New and developing techniques
Hepatobiliary specific agents
Recently, a new gadolinium based chelate agent, gadoxetate disodium (Gd-EOB-DTPA, Eovist/Primovist, Bayer Pharmaceuticals,), has been introduced with altered uptake and excretion pathways relative to standard agents. Gd-EOB-DTPA demonstrates 50% uptake (through an active transport mechanism) and excretion by the normal liver into the bile ducts. This manifests as an increased signal in the hepatic parenchyma on T1-weighted images that peaks at approximately 20 min postinjection. G-EOB-DTPA has been advocated for use in the diagnosis of HCC, with the concept that carcinoma cells will not express the anion-transporting peptide to accumulate the gadolinium agent; tumor should then present as a focus of hypointense signal against the remainder of the hepatic parenchyma that expresses this transporter and takes up the Gd-EOB-DTPA. However, the routine use of this agent for HCC screening remains controversial, with contradicting results published in the literature. Approximately 10%–15% of HCC may retain contrast on delayed hepatobiliary phase images, thereby appearing isointense or hyperintense to background hepatic parenchyma, enhancement features that are similar to benign regenerative or dysplastic nodules (7, 23). In addition, liver up-take will be impaired in patients with active or more advanced CLD yielding potentially variable hepatic phase enhancement (23). The cost of Gd-EOBDTPA can be significantly higher than other GBCAs, which is an important consideration with regards to cost-effectiveness considerations. Overall, continued investigations with more direct comparative analysis between Gd-EOBDTPA and other extracellular agents are warranted.
Diffusion-weighted imaging
Additional MR methods have been proposed to improve the detection of HCC, including diffusion-weighted imaging (DWI). Some authors have shown encouraging results for improved sensitivity of HCC detection, mostly for some well-differentiated HCC with atypical postcontrast imaging features (24). Complementary to conventional MRI, a lesion on DWI is suspicious for HCC when it shows sustained, elevated signal relative to the surrounding liver parenchyma with increasing b factors (b=50, 400, and 800 s/mm2) and a nearly equivalent or lower apparent diffusion coefficient compared with the background parenchyma on the ADC map (24, 25).
Additional diagnostic information in characterizing and differentiating HCC can be extracted from rapid perfusion imaging with multiple arterial phases (26, 27). Newer methods for accelerated acquisition of 3D GRE are being proposed that use techniques, such as highly under-sampled radial methods, which can be further combined with shared k-space methods (28, 29).
The new sequences and contrast agents remain under continued development and investigation. Any developing method that is proposed to improve HCC detection rate should be compared against the reference standard of optimized, dynamic T1-weighted GRE with individually tailored arterial phase timing, which has shown sensitivities and specificities of >90%–95% in the peer-reviewed literature (15, 30–32).
MRI and HCC: imaging features
Cirrhotic nodules undergo carcinogenesis along a spectrum, ranging from benign regenerative nodules to dysplastic nodules to malignant HCC. The change in vascularity of the nodules during this process correlates with the development of malignancy, and determines their distinguishing imaging characteristics (Table 2).

Stored data:
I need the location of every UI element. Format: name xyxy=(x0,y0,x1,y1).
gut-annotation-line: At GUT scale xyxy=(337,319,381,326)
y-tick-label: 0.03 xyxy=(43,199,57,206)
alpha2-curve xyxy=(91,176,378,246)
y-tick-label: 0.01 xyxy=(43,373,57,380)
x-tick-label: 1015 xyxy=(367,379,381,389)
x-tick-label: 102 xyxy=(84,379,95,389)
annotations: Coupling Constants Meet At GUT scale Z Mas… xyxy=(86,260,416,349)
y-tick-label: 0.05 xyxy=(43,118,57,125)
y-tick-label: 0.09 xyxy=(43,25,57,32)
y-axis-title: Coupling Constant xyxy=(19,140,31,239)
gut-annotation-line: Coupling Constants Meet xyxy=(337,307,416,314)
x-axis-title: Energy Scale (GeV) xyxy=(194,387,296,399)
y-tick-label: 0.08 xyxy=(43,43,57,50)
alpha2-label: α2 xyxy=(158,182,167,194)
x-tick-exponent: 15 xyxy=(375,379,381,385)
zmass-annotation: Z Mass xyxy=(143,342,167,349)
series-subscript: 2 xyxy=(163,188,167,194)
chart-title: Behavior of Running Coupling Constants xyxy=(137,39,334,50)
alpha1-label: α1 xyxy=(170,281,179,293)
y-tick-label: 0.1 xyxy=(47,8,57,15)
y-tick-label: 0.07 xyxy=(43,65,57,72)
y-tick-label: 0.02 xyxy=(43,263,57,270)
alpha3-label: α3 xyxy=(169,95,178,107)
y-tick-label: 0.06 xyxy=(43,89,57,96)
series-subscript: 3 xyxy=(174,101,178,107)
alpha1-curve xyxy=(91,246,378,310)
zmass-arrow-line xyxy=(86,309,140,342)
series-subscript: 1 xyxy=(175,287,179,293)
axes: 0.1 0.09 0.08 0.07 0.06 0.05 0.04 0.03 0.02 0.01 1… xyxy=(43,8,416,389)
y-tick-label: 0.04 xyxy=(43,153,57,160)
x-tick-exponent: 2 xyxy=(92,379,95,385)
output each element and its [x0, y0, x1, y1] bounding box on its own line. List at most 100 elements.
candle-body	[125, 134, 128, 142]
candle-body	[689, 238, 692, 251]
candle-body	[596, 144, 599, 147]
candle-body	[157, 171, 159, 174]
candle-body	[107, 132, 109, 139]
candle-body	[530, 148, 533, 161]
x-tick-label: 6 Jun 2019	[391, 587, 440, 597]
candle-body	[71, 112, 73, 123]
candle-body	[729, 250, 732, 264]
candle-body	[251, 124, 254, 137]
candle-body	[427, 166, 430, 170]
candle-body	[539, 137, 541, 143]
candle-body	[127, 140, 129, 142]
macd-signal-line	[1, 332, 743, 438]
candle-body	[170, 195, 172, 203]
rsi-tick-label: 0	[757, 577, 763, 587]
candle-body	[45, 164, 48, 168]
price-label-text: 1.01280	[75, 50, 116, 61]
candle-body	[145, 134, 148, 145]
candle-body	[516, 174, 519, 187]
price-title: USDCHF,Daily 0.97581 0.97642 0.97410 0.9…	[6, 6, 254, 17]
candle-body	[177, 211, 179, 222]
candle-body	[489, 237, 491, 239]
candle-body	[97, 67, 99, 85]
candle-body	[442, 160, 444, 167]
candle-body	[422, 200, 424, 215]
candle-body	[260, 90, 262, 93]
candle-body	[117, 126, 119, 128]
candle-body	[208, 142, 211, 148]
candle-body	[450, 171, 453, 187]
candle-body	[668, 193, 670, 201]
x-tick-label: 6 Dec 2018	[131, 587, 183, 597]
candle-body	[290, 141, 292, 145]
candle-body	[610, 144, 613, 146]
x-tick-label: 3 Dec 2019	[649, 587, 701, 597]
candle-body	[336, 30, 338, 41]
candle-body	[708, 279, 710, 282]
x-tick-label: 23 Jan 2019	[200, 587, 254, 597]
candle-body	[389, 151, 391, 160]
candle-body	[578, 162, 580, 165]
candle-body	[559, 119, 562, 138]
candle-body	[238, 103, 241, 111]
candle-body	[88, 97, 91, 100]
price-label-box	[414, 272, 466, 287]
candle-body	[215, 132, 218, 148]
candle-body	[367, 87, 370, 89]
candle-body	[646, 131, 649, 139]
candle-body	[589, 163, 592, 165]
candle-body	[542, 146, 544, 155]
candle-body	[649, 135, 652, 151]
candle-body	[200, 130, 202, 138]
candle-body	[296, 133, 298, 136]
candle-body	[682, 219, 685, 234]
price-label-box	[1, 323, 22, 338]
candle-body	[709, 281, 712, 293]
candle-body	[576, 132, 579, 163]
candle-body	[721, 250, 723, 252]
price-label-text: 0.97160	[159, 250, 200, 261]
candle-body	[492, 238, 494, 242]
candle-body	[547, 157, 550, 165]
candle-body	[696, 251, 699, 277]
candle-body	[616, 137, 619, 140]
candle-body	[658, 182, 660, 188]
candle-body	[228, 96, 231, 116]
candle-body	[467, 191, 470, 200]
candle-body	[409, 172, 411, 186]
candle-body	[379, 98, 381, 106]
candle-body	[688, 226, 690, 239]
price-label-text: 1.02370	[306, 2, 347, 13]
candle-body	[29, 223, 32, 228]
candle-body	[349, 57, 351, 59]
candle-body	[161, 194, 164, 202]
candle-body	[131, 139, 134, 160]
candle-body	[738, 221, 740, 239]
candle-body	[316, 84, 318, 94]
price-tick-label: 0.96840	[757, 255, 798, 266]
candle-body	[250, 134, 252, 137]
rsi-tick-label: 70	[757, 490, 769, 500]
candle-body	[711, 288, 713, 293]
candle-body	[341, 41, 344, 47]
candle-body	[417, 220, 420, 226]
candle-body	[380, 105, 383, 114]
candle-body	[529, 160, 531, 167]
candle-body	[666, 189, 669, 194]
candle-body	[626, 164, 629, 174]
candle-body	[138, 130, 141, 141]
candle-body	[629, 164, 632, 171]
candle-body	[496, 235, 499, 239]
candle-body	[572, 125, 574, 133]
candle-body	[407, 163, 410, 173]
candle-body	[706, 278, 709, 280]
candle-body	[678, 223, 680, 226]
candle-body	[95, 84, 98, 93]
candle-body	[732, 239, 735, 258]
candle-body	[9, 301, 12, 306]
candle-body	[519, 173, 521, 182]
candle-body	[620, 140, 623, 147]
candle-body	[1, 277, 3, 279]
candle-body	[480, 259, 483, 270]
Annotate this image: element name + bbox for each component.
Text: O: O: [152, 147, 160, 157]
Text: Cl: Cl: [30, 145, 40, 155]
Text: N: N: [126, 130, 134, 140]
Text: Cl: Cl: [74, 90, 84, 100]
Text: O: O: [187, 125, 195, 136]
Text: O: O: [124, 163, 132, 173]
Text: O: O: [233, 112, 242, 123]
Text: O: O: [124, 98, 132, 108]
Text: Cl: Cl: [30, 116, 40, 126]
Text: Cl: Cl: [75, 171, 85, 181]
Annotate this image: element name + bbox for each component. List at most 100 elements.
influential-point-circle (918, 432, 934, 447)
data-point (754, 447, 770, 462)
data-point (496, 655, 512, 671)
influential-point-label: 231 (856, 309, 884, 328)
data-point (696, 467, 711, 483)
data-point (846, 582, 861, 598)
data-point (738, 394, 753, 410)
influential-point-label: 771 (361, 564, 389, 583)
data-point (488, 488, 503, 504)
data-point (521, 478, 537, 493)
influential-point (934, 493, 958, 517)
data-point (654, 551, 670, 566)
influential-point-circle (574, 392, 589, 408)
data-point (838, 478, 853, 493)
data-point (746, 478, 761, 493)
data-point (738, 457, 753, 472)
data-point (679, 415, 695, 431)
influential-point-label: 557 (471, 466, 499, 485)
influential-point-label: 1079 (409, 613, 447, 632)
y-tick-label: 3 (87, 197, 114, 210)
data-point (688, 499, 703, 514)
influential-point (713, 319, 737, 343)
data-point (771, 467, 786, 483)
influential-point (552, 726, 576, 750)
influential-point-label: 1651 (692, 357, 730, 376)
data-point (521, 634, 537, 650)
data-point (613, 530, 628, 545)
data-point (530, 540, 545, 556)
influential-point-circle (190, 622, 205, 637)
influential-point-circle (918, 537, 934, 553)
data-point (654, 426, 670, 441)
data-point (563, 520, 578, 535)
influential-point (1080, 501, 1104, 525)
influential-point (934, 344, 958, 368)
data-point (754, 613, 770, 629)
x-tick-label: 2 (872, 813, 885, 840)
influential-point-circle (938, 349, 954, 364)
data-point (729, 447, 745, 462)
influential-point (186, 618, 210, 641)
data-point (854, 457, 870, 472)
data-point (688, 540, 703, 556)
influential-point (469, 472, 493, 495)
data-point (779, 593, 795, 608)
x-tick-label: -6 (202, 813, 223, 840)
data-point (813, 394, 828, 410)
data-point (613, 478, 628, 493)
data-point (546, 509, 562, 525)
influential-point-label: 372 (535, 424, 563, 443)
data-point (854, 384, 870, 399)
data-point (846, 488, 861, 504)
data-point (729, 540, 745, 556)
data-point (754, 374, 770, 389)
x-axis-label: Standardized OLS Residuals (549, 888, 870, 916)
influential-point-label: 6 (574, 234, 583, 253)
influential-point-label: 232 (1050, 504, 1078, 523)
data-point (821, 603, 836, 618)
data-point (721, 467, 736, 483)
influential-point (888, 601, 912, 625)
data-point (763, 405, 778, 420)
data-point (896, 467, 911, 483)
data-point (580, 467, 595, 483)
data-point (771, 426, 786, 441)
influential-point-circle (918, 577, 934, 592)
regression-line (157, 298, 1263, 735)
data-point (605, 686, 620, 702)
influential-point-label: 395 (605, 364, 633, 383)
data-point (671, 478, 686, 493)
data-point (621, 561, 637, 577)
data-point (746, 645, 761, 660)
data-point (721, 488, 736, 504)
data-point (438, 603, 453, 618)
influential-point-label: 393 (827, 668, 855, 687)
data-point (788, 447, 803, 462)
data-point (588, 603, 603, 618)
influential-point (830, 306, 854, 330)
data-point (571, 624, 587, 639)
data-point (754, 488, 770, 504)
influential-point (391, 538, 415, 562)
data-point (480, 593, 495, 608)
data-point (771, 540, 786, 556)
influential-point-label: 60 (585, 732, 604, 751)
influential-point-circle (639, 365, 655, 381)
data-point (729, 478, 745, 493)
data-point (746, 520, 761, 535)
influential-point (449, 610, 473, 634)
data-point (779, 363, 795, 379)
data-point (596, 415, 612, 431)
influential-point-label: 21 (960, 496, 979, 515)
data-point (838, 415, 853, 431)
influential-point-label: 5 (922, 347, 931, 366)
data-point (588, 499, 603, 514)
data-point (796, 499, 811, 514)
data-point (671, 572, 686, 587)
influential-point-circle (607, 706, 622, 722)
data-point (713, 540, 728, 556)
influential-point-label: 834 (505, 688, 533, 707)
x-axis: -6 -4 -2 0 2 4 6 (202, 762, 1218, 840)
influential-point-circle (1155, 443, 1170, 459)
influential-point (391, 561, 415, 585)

Required actions:
A – Answer these about the passage on new MRI techniques for HCC:
(i) About how many minutes after injection does the rise in liver signal from Gd-EOB-DTPA peak on T1-weighted images?
(ii) Roughly what share of HCC may retain contrast on delayed hepatobiliary phase images?
(iii) Which b factors are given for diffusion-weighted imaging?
B – Reproduce the part of the passage on new MRI techniques for HCC starting at "MRI and HCC: imaging" and ending at "characteristics (Table 2).".
The entries aren't needed for the work that comes next.

Outputs in order:
A –
(i) Approximately 20 minutes.
(ii) Approximately 10%–15%.
(iii) b=50, 400, and 800 s/mm2.

B –
MRI and HCC: imaging features
Cirrhotic nodules undergo carcinogenesis along a spectrum, ranging from benign regenerative nodules to dysplastic nodules to malignant HCC. The change in vascularity of the nodules during this process correlates with the development of malignancy, and determines their distinguishing imaging characteristics (Table 2).